* Begin DATASET ROWS *

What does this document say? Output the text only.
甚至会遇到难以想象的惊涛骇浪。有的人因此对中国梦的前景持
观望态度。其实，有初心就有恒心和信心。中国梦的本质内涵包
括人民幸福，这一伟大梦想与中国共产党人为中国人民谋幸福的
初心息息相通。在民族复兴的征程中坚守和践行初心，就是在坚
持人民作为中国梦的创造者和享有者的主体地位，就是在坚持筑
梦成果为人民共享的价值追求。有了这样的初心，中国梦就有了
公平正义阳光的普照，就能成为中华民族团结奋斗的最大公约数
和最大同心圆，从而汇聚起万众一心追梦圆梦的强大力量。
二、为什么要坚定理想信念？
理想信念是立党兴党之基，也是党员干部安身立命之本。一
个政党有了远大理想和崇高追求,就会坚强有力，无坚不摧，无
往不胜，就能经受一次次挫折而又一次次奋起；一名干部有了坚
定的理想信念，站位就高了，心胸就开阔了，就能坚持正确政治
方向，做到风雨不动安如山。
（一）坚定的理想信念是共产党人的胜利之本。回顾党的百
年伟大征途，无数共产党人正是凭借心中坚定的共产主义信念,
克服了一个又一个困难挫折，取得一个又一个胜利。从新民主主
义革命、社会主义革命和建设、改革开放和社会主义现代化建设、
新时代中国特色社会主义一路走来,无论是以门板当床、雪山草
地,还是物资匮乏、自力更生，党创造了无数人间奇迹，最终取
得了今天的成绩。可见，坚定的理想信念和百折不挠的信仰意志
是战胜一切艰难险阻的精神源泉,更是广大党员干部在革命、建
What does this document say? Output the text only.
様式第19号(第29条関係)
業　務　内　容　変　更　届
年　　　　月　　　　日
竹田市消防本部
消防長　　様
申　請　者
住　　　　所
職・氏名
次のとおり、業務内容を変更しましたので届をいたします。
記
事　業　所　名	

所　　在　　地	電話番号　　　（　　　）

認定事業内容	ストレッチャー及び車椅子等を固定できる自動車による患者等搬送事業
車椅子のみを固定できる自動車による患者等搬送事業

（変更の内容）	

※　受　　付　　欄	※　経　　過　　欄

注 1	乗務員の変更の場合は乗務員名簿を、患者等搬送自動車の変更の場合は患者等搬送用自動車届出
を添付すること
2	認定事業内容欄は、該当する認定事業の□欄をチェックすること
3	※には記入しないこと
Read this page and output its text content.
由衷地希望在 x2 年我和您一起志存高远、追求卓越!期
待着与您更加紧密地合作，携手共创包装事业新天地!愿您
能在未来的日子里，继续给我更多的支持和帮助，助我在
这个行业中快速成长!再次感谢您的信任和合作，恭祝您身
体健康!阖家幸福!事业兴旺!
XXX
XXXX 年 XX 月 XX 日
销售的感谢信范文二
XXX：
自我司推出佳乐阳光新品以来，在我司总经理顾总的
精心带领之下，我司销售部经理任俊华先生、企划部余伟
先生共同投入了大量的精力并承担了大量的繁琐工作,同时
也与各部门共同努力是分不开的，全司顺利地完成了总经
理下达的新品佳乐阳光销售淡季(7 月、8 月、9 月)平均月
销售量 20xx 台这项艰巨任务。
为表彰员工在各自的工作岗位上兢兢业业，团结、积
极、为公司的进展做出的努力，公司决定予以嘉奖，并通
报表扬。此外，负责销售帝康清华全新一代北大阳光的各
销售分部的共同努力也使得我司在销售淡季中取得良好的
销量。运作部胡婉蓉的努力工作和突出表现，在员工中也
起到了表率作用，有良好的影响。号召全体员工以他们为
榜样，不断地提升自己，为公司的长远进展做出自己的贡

* End DATASET ROWS *

Transcribe the records above exactly as they appear.

▶ EXERCISE SOLUTION:
What does this document say? Output the text only.
甚至会遇到难以想象的惊涛骇浪。有的人因此对中国梦的前景持
观望态度。其实，有初心就有恒心和信心。中国梦的本质内涵包
括人民幸福，这一伟大梦想与中国共产党人为中国人民谋幸福的
初心息息相通。在民族复兴的征程中坚守和践行初心，就是在坚
持人民作为中国梦的创造者和享有者的主体地位，就是在坚持筑
梦成果为人民共享的价值追求。有了这样的初心，中国梦就有了
公平正义阳光的普照，就能成为中华民族团结奋斗的最大公约数
和最大同心圆，从而汇聚起万众一心追梦圆梦的强大力量。
二、为什么要坚定理想信念？
理想信念是立党兴党之基，也是党员干部安身立命之本。一
个政党有了远大理想和崇高追求,就会坚强有力，无坚不摧，无
往不胜，就能经受一次次挫折而又一次次奋起；一名干部有了坚
定的理想信念，站位就高了，心胸就开阔了，就能坚持正确政治
方向，做到风雨不动安如山。
（一）坚定的理想信念是共产党人的胜利之本。回顾党的百
年伟大征途，无数共产党人正是凭借心中坚定的共产主义信念,
克服了一个又一个困难挫折，取得一个又一个胜利。从新民主主
义革命、社会主义革命和建设、改革开放和社会主义现代化建设、
新时代中国特色社会主义一路走来,无论是以门板当床、雪山草
地,还是物资匮乏、自力更生，党创造了无数人间奇迹，最终取
得了今天的成绩。可见，坚定的理想信念和百折不挠的信仰意志
是战胜一切艰难险阻的精神源泉,更是广大党员干部在革命、建
What does this document say? Output the text only.
様式第19号(第29条関係)
業　務　内　容　変　更　届
年　　　　月　　　　日
竹田市消防本部
消防長　　様
申　請　者
住　　　　所
職・氏名
次のとおり、業務内容を変更しましたので届をいたします。
記
事　業　所　名	

所　　在　　地	電話番号　　　（　　　）

認定事業内容	ストレッチャー及び車椅子等を固定できる自動車による患者等搬送事業
車椅子のみを固定できる自動車による患者等搬送事業

（変更の内容）	

※　受　　付　　欄	※　経　　過　　欄

注 1	乗務員の変更の場合は乗務員名簿を、患者等搬送自動車の変更の場合は患者等搬送用自動車届出
を添付すること
2	認定事業内容欄は、該当する認定事業の□欄をチェックすること
3	※には記入しないこと
Read this page and output its text content.
由衷地希望在 x2 年我和您一起志存高远、追求卓越!期
待着与您更加紧密地合作，携手共创包装事业新天地!愿您
能在未来的日子里，继续给我更多的支持和帮助，助我在
这个行业中快速成长!再次感谢您的信任和合作，恭祝您身
体健康!阖家幸福!事业兴旺!
XXX
XXXX 年 XX 月 XX 日
销售的感谢信范文二
XXX：
自我司推出佳乐阳光新品以来，在我司总经理顾总的
精心带领之下，我司销售部经理任俊华先生、企划部余伟
先生共同投入了大量的精力并承担了大量的繁琐工作,同时
也与各部门共同努力是分不开的，全司顺利地完成了总经
理下达的新品佳乐阳光销售淡季(7 月、8 月、9 月)平均月
销售量 20xx 台这项艰巨任务。
为表彰员工在各自的工作岗位上兢兢业业，团结、积
极、为公司的进展做出的努力，公司决定予以嘉奖，并通
报表扬。此外，负责销售帝康清华全新一代北大阳光的各
销售分部的共同努力也使得我司在销售淡季中取得良好的
销量。运作部胡婉蓉的努力工作和突出表现，在员工中也
起到了表率作用，有良好的影响。号召全体员工以他们为
榜样，不断地提升自己，为公司的长远进展做出自己的贡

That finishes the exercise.